#### Exercise directions:
Scan the lines below for the string "xlabel" and copy every one that has it.
━━ Source data
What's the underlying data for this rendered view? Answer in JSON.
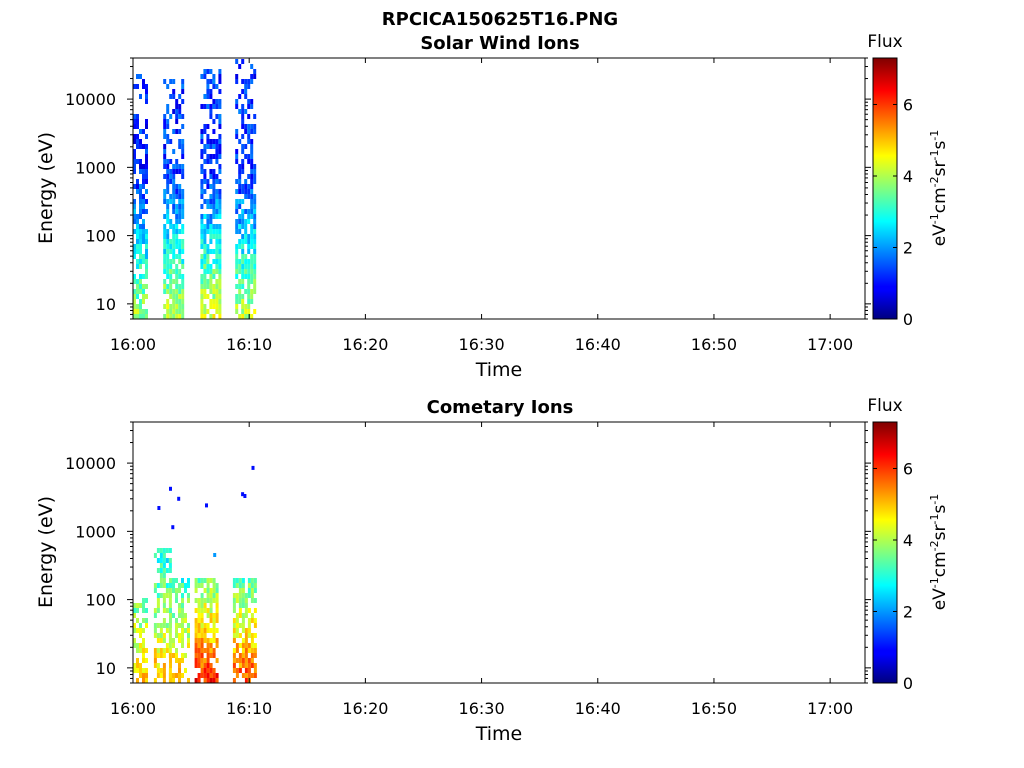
{
  "figure": {
    "main_title": "RPCICA150625T16.PNG"
  },
  "colormap": "jet",
  "chart_data": [
    {
      "type": "heatmap",
      "title": "Solar Wind Ions",
      "xlabel": "Time",
      "ylabel": "Energy (eV)",
      "x_ticks": [
        "16:00",
        "16:10",
        "16:20",
        "16:30",
        "16:40",
        "16:50",
        "17:00"
      ],
      "x_range_minutes": [
        0,
        63
      ],
      "y_scale": "log",
      "y_ticks": [
        "10",
        "100",
        "1000",
        "10000"
      ],
      "y_range": [
        6,
        40000
      ],
      "colorbar": {
        "label": "Flux",
        "unit": "eV-1cm-2sr-1s-1",
        "ticks": [
          "0",
          "2",
          "4",
          "6"
        ],
        "range": [
          0,
          7.3
        ]
      },
      "bursts": [
        {
          "x_start": 0.0,
          "x_end": 1.1,
          "fill": 0.75,
          "flux_low": 4.0,
          "flux_high": 1.2,
          "max_energy": 20000
        },
        {
          "x_start": 2.6,
          "x_end": 4.3,
          "fill": 0.8,
          "flux_low": 4.3,
          "flux_high": 1.3,
          "max_energy": 17000
        },
        {
          "x_start": 5.8,
          "x_end": 7.4,
          "fill": 0.8,
          "flux_low": 4.5,
          "flux_high": 1.3,
          "max_energy": 25000
        },
        {
          "x_start": 8.8,
          "x_end": 10.6,
          "fill": 0.75,
          "flux_low": 4.2,
          "flux_high": 1.3,
          "max_energy": 35000
        }
      ]
    },
    {
      "type": "heatmap",
      "title": "Cometary Ions",
      "xlabel": "Time",
      "ylabel": "Energy (eV)",
      "x_ticks": [
        "16:00",
        "16:10",
        "16:20",
        "16:30",
        "16:40",
        "16:50",
        "17:00"
      ],
      "x_range_minutes": [
        0,
        63
      ],
      "y_scale": "log",
      "y_ticks": [
        "10",
        "100",
        "1000",
        "10000"
      ],
      "y_range": [
        6,
        40000
      ],
      "colorbar": {
        "label": "Flux",
        "unit": "eV-1cm-2sr-1s-1",
        "ticks": [
          "0",
          "2",
          "4",
          "6"
        ],
        "range": [
          0,
          7.3
        ]
      },
      "bursts": [
        {
          "x_start": 0.0,
          "x_end": 1.1,
          "fill": 0.55,
          "flux_low": 5.0,
          "flux_high": 2.5,
          "max_energy": 100
        },
        {
          "x_start": 1.8,
          "x_end": 3.1,
          "fill": 0.65,
          "flux_low": 5.2,
          "flux_high": 2.5,
          "max_energy": 550
        },
        {
          "x_start": 3.1,
          "x_end": 4.7,
          "fill": 0.6,
          "flux_low": 5.2,
          "flux_high": 2.3,
          "max_energy": 200
        },
        {
          "x_start": 5.3,
          "x_end": 7.3,
          "fill": 0.75,
          "flux_low": 6.3,
          "flux_high": 2.5,
          "max_energy": 200
        },
        {
          "x_start": 8.6,
          "x_end": 10.5,
          "fill": 0.75,
          "flux_low": 6.0,
          "flux_high": 2.4,
          "max_energy": 200
        }
      ],
      "scatter": [
        {
          "x": 2.1,
          "energy": 2200,
          "flux": 1.0
        },
        {
          "x": 3.1,
          "energy": 4200,
          "flux": 1.0
        },
        {
          "x": 3.3,
          "energy": 1150,
          "flux": 1.0
        },
        {
          "x": 3.8,
          "energy": 3000,
          "flux": 1.0
        },
        {
          "x": 6.2,
          "energy": 2400,
          "flux": 1.0
        },
        {
          "x": 9.3,
          "energy": 3500,
          "flux": 1.0
        },
        {
          "x": 9.5,
          "energy": 3300,
          "flux": 1.0
        },
        {
          "x": 10.2,
          "energy": 8500,
          "flux": 1.0
        },
        {
          "x": 6.9,
          "energy": 450,
          "flux": 2.0
        }
      ]
    }
  ]
}
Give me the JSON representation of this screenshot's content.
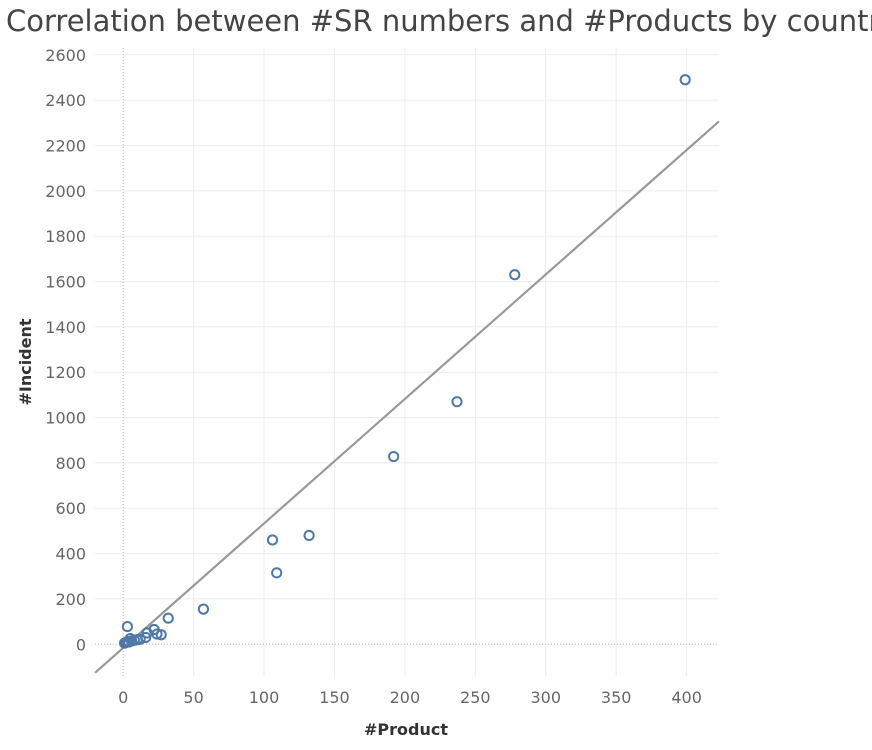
{
  "chart_data": {
    "type": "scatter",
    "title": "Correlation between #SR numbers and #Products by country",
    "xlabel": "#Product",
    "ylabel": "#Incident",
    "xlim": [
      -20,
      423
    ],
    "ylim": [
      -140,
      2630
    ],
    "x_ticks": [
      0,
      50,
      100,
      150,
      200,
      250,
      300,
      350,
      400
    ],
    "y_ticks": [
      0,
      200,
      400,
      600,
      800,
      1000,
      1200,
      1400,
      1600,
      1800,
      2000,
      2200,
      2400,
      2600
    ],
    "grid": true,
    "zero_lines": "dotted",
    "legend": "none",
    "point_style": "hollow-circle",
    "colors": {
      "points": "#4e79a7",
      "trend_line": "#999999",
      "grid": "#ececec",
      "zero_line": "#b5b5b5"
    },
    "points": [
      {
        "x": 1,
        "y": 5
      },
      {
        "x": 2,
        "y": 8
      },
      {
        "x": 3,
        "y": 12
      },
      {
        "x": 3,
        "y": 78
      },
      {
        "x": 4,
        "y": 10
      },
      {
        "x": 5,
        "y": 25
      },
      {
        "x": 6,
        "y": 15
      },
      {
        "x": 8,
        "y": 18
      },
      {
        "x": 10,
        "y": 20
      },
      {
        "x": 12,
        "y": 22
      },
      {
        "x": 16,
        "y": 30
      },
      {
        "x": 17,
        "y": 50
      },
      {
        "x": 22,
        "y": 65
      },
      {
        "x": 24,
        "y": 45
      },
      {
        "x": 27,
        "y": 42
      },
      {
        "x": 32,
        "y": 115
      },
      {
        "x": 57,
        "y": 155
      },
      {
        "x": 106,
        "y": 460
      },
      {
        "x": 109,
        "y": 315
      },
      {
        "x": 132,
        "y": 480
      },
      {
        "x": 192,
        "y": 828
      },
      {
        "x": 237,
        "y": 1070
      },
      {
        "x": 278,
        "y": 1630
      },
      {
        "x": 399,
        "y": 2490
      }
    ],
    "trend_line": {
      "slope": 5.49,
      "intercept": -16
    }
  }
}
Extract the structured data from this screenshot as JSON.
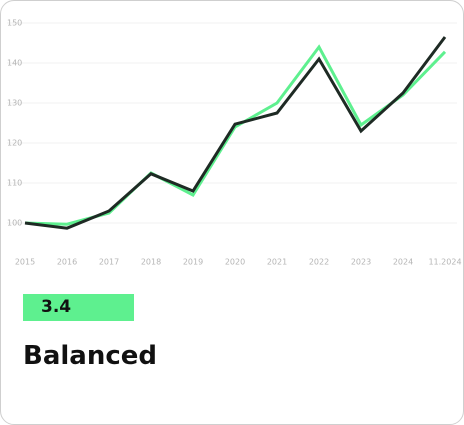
{
  "chart_data": {
    "type": "line",
    "categories": [
      "2015",
      "2016",
      "2017",
      "2018",
      "2019",
      "2020",
      "2021",
      "2022",
      "2023",
      "2024",
      "11.2024"
    ],
    "series": [
      {
        "color": "#5ef08f",
        "values": [
          100,
          99.7,
          102.5,
          112.5,
          107,
          124,
          130,
          144,
          124.5,
          132,
          142.8
        ]
      },
      {
        "color": "#1e2a24",
        "values": [
          100,
          98.7,
          103,
          112.3,
          108,
          124.7,
          127.5,
          141,
          123,
          132.5,
          146.5
        ]
      }
    ],
    "ylim": [
      94,
      153
    ],
    "yticks": [
      100,
      110,
      120,
      130,
      140,
      150
    ],
    "grid": true
  },
  "score": 3.4,
  "label": "Balanced"
}
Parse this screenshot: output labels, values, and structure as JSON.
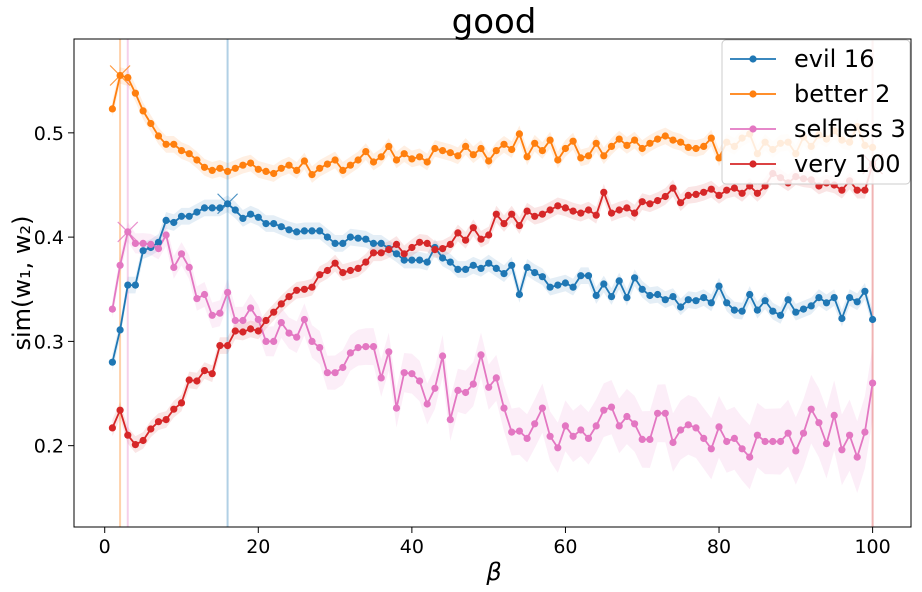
{
  "chart_data": {
    "type": "line",
    "title": "good",
    "xlabel": "β",
    "ylabel": "sim(w₁, w₂)",
    "xlim": [
      -4,
      105
    ],
    "ylim": [
      0.122,
      0.59
    ],
    "xticks": [
      0,
      20,
      40,
      60,
      80,
      100
    ],
    "yticks": [
      0.2,
      0.3,
      0.4,
      0.5
    ],
    "xtick_labels": [
      "0",
      "20",
      "40",
      "60",
      "80",
      "100"
    ],
    "ytick_labels": [
      "0.2",
      "0.3",
      "0.4",
      "0.5"
    ],
    "grid": false,
    "legend_position": "top-right",
    "series": [
      {
        "name": "evil 16",
        "color": "#1f77b4",
        "marker_x": 16,
        "values": [
          0.28,
          0.311,
          0.354,
          0.354,
          0.387,
          0.39,
          0.395,
          0.416,
          0.414,
          0.42,
          0.42,
          0.424,
          0.428,
          0.428,
          0.428,
          0.432,
          0.426,
          0.418,
          0.422,
          0.419,
          0.413,
          0.413,
          0.41,
          0.407,
          0.405,
          0.406,
          0.406,
          0.406,
          0.4,
          0.394,
          0.394,
          0.4,
          0.399,
          0.398,
          0.394,
          0.394,
          0.389,
          0.384,
          0.378,
          0.378,
          0.378,
          0.376,
          0.39,
          0.38,
          0.376,
          0.369,
          0.369,
          0.373,
          0.37,
          0.375,
          0.37,
          0.365,
          0.373,
          0.345,
          0.371,
          0.366,
          0.362,
          0.352,
          0.354,
          0.356,
          0.352,
          0.363,
          0.363,
          0.344,
          0.355,
          0.343,
          0.358,
          0.342,
          0.361,
          0.35,
          0.344,
          0.345,
          0.34,
          0.343,
          0.333,
          0.34,
          0.339,
          0.342,
          0.337,
          0.353,
          0.337,
          0.33,
          0.329,
          0.345,
          0.33,
          0.339,
          0.329,
          0.325,
          0.34,
          0.328,
          0.331,
          0.334,
          0.342,
          0.337,
          0.342,
          0.322,
          0.342,
          0.338,
          0.348,
          0.321
        ]
      },
      {
        "name": "better 2",
        "color": "#ff7f0e",
        "marker_x": 2,
        "values": [
          0.523,
          0.555,
          0.553,
          0.538,
          0.521,
          0.509,
          0.497,
          0.489,
          0.489,
          0.483,
          0.48,
          0.474,
          0.467,
          0.464,
          0.466,
          0.463,
          0.466,
          0.469,
          0.471,
          0.465,
          0.463,
          0.461,
          0.466,
          0.469,
          0.464,
          0.473,
          0.46,
          0.466,
          0.47,
          0.474,
          0.464,
          0.469,
          0.474,
          0.482,
          0.472,
          0.477,
          0.487,
          0.474,
          0.48,
          0.475,
          0.477,
          0.472,
          0.485,
          0.483,
          0.481,
          0.478,
          0.487,
          0.479,
          0.485,
          0.473,
          0.483,
          0.489,
          0.484,
          0.499,
          0.477,
          0.49,
          0.483,
          0.493,
          0.474,
          0.485,
          0.492,
          0.476,
          0.478,
          0.49,
          0.478,
          0.487,
          0.494,
          0.488,
          0.493,
          0.485,
          0.49,
          0.494,
          0.497,
          0.493,
          0.491,
          0.486,
          0.485,
          0.487,
          0.495,
          0.476,
          0.491,
          0.487,
          0.495,
          0.499,
          0.48,
          0.491,
          0.484,
          0.49,
          0.491,
          0.48,
          0.496,
          0.487,
          0.498,
          0.494,
          0.502,
          0.493,
          0.491,
          0.506,
          0.488,
          0.486
        ]
      },
      {
        "name": "selfless 3",
        "color": "#e377c2",
        "marker_x": 3,
        "values": [
          0.331,
          0.373,
          0.405,
          0.394,
          0.394,
          0.393,
          0.389,
          0.402,
          0.371,
          0.384,
          0.371,
          0.341,
          0.345,
          0.325,
          0.327,
          0.347,
          0.32,
          0.32,
          0.332,
          0.321,
          0.3,
          0.3,
          0.318,
          0.308,
          0.304,
          0.321,
          0.3,
          0.294,
          0.27,
          0.27,
          0.275,
          0.289,
          0.294,
          0.295,
          0.295,
          0.265,
          0.29,
          0.236,
          0.27,
          0.269,
          0.262,
          0.24,
          0.255,
          0.286,
          0.225,
          0.253,
          0.251,
          0.259,
          0.287,
          0.256,
          0.265,
          0.236,
          0.213,
          0.214,
          0.207,
          0.221,
          0.236,
          0.209,
          0.198,
          0.219,
          0.209,
          0.215,
          0.207,
          0.219,
          0.234,
          0.237,
          0.219,
          0.228,
          0.221,
          0.206,
          0.206,
          0.231,
          0.231,
          0.203,
          0.215,
          0.22,
          0.217,
          0.207,
          0.197,
          0.218,
          0.204,
          0.207,
          0.197,
          0.189,
          0.21,
          0.204,
          0.204,
          0.204,
          0.212,
          0.195,
          0.212,
          0.235,
          0.222,
          0.202,
          0.229,
          0.196,
          0.21,
          0.189,
          0.213,
          0.26
        ]
      },
      {
        "name": "very 100",
        "color": "#d62728",
        "marker_x": 100,
        "values": [
          0.217,
          0.234,
          0.21,
          0.201,
          0.205,
          0.216,
          0.223,
          0.225,
          0.235,
          0.241,
          0.263,
          0.262,
          0.272,
          0.269,
          0.296,
          0.296,
          0.31,
          0.309,
          0.312,
          0.31,
          0.32,
          0.328,
          0.336,
          0.343,
          0.349,
          0.35,
          0.352,
          0.364,
          0.368,
          0.375,
          0.366,
          0.368,
          0.37,
          0.376,
          0.385,
          0.385,
          0.388,
          0.393,
          0.384,
          0.39,
          0.395,
          0.394,
          0.388,
          0.389,
          0.393,
          0.404,
          0.397,
          0.409,
          0.398,
          0.402,
          0.422,
          0.413,
          0.422,
          0.411,
          0.425,
          0.42,
          0.422,
          0.426,
          0.43,
          0.428,
          0.425,
          0.423,
          0.426,
          0.421,
          0.443,
          0.423,
          0.426,
          0.428,
          0.423,
          0.434,
          0.432,
          0.435,
          0.439,
          0.447,
          0.433,
          0.44,
          0.441,
          0.443,
          0.446,
          0.44,
          0.445,
          0.447,
          0.442,
          0.449,
          0.442,
          0.449,
          0.461,
          0.457,
          0.452,
          0.458,
          0.456,
          0.455,
          0.449,
          0.452,
          0.45,
          0.445,
          0.454,
          0.445,
          0.445,
          0.47
        ]
      }
    ]
  }
}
━━━━
#### Exercise answer:
      "xlabel": "Time",
      "xlabel": "Time",
    "xlabel": "#Product",
    "xlabel": "β",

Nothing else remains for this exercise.